Perineural invasion (PNI) is an established adverse prognostic factor in gastric cancer (GC), yet the molecular events initiating this process remain poorly defined. In this study, we identify Schwann cells (SCs) as active facilitators of PNI and elucidate a reciprocal signaling axis between GC cells and SCs that promotes PNI. Using a GC–SCs co-culture model, we show that SCs enhance PNI potential in GC cells, accompanied by increased expression of prosaposin (PSAP), a lysosomal secretory protein, in both co-cultured cells and PNI-positive tumor specimens. Mechanistic studies reveal that PSAP forms a complex with cathepsin D (CTSD) and galactocerebrosidase (GALC) to inhibit autophagy and to promote PNI progression. GC-derived PSAP activates the G protein–coupled receptor 37(GPR37) on SCs, initiating RAC1-dependent cytoskeletal remodeling. This activation also induces secretion of transforming growth factor-β-1(TGFβ1) by SCs, which, in turn, binds transforming growth factor-β receptor-II (TGFβRII) on GC cells and activates a TGFβ1/Smad4/Sortilin signaling cascade. This pathway amplifies PSAP production and reinforces tumor–nerve interactions, establishing a feedforward paracrine loop that drives PNI. Functionally, enforced PSAP expression in GC cells significantly enhances PNI both in vitro and in vivo. Clinically, co-expression of PSAP, TGFβ1, and SCs marker S100β correlates with PNI incidence and improve PNI discrimination. Collectively, these findings define a novel PSAP–TGFβ1–Sortilin axis that mediates SCs–tumor crosstalk and sustains PNI in GC. Disrupting this paracrine loop may provide a therapeutic avenue to limit PNI and improve outcomes.

## Record set:
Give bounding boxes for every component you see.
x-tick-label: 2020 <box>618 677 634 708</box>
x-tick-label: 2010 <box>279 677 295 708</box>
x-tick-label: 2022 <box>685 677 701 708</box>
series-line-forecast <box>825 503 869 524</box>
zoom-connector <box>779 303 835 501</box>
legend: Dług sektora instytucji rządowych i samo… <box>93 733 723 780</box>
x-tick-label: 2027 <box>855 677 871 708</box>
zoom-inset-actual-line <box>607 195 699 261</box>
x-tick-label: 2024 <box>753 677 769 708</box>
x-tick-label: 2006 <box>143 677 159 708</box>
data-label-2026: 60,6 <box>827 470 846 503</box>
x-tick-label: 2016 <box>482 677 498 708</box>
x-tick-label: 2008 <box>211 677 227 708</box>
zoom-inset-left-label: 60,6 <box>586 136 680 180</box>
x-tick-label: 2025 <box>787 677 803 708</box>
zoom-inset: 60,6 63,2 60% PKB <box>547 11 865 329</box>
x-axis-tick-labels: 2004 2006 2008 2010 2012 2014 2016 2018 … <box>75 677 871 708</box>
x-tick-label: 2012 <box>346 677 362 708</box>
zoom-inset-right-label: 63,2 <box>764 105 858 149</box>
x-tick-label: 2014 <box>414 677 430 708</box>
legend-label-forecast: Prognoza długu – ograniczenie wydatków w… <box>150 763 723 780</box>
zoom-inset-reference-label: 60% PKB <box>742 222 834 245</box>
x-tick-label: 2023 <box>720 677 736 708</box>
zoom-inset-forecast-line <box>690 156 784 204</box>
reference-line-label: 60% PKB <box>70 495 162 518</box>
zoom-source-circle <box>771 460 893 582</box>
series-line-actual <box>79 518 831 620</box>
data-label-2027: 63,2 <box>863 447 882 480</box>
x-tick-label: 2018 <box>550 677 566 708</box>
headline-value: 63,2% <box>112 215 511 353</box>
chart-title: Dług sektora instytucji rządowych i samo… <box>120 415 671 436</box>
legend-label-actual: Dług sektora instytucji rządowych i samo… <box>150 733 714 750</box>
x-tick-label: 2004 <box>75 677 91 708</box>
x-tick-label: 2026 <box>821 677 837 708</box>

## Tasks:
A – Name the three factors whose co-expression the gastric cancer abstract links to PNI incidence.
B – Does the gastric cancer abstract support each statement? (i) PSAP is a lysosomal secretory protein. (ii) The complex of PSAP with CTSD and GALC promotes autophagy. (iii) GC cells secrete TGFβ1.
C – Carry on the gastric cancer abstract from its final sentence.

## Answers to the problems:
A – PSAP, TGFβ1, and the SCs marker S100β

B –
(i) Yes: "prosaposin (PSAP), a lysosomal secretory protein"
(ii) No: "PSAP forms a complex with cathepsin D (CTSD) and galactocerebrosidase (GALC) to inhibit autophagy"
(iii) No: "This activation also induces secretion of transforming growth factor-β-1(TGFβ1) by SCs"

C –
Graphical Abstract

This schematic model illustrates a self-amplifying tumor–nerve signaling circuit between GC cells and SCs that promotes PNI by coupling intracellular PSAP sorting to paracrine communication. PSAP is overexpressed in GC cells. The 65 kDa PSAP synthesized in the endoplasmic reticulum (ER) is transported to the Golgi and sorted into two trafficking routes. A fraction binds Sortilin in the trans-Golgi network (TGN) and is delivered to lysosomes, during which PSAP forms a complex with CTSD/GALC to inhibit autophagy and potentiate malignant traits. In parallel, another fraction is processed and secreted as a 75 kDa form, which engages GPR37 on SCs, activates RAC1-dependent cytoskeletal remodeling, and induces TGF-β1 secretion. SC-derived TGF-β1 signals back to GC cells via the TGF-β1/Smad4 pathway to repress Sortilin expression, reducing PSAP–Sortilin interaction and limiting lysosomal targeting, which in turn increases PSAP abundance and secretion. Collectively, these events establish a feed-forward paracrine amplification loop that sustains tumor–nerve crosstalk and accelerates PNI.